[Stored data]
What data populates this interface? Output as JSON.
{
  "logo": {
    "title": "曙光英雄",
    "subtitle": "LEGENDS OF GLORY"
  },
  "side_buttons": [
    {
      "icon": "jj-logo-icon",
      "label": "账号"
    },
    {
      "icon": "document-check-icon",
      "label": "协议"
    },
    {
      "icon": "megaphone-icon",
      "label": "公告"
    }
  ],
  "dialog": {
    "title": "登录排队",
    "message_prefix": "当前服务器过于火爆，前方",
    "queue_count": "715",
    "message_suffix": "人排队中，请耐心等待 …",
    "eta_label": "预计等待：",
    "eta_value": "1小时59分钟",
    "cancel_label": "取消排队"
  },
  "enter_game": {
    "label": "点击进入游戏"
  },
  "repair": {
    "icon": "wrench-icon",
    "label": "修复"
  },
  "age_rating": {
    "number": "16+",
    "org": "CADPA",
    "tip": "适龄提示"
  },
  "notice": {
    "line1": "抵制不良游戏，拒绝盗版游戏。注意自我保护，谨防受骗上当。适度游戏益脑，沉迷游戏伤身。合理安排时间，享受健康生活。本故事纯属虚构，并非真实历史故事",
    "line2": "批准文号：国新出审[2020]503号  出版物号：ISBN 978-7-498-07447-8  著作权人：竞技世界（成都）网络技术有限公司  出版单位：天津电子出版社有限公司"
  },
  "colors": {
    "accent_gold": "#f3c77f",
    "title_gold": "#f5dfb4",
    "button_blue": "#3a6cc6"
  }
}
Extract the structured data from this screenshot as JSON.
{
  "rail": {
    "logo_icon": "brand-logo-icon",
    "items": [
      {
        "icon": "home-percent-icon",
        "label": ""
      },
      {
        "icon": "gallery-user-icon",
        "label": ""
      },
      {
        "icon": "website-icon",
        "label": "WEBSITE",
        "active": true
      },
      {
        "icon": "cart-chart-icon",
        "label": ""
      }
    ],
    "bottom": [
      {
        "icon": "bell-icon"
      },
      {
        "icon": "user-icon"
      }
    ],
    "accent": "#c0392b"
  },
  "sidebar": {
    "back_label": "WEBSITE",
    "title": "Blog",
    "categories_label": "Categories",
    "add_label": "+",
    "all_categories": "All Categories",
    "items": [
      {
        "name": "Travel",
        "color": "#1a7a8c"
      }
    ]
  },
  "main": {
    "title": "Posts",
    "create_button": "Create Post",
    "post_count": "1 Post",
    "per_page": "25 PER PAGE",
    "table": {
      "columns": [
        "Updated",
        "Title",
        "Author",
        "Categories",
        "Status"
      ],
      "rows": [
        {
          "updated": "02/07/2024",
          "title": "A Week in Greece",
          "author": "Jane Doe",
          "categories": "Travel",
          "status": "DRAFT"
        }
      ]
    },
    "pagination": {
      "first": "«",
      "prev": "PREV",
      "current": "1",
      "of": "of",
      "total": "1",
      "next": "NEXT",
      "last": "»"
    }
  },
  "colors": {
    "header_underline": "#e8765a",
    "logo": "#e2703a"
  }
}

== BRIEF ==
List every line above that holds the word "user".

== TASK ANSWER ==
        "icon": "gallery-user-icon",
        "icon": "user-icon"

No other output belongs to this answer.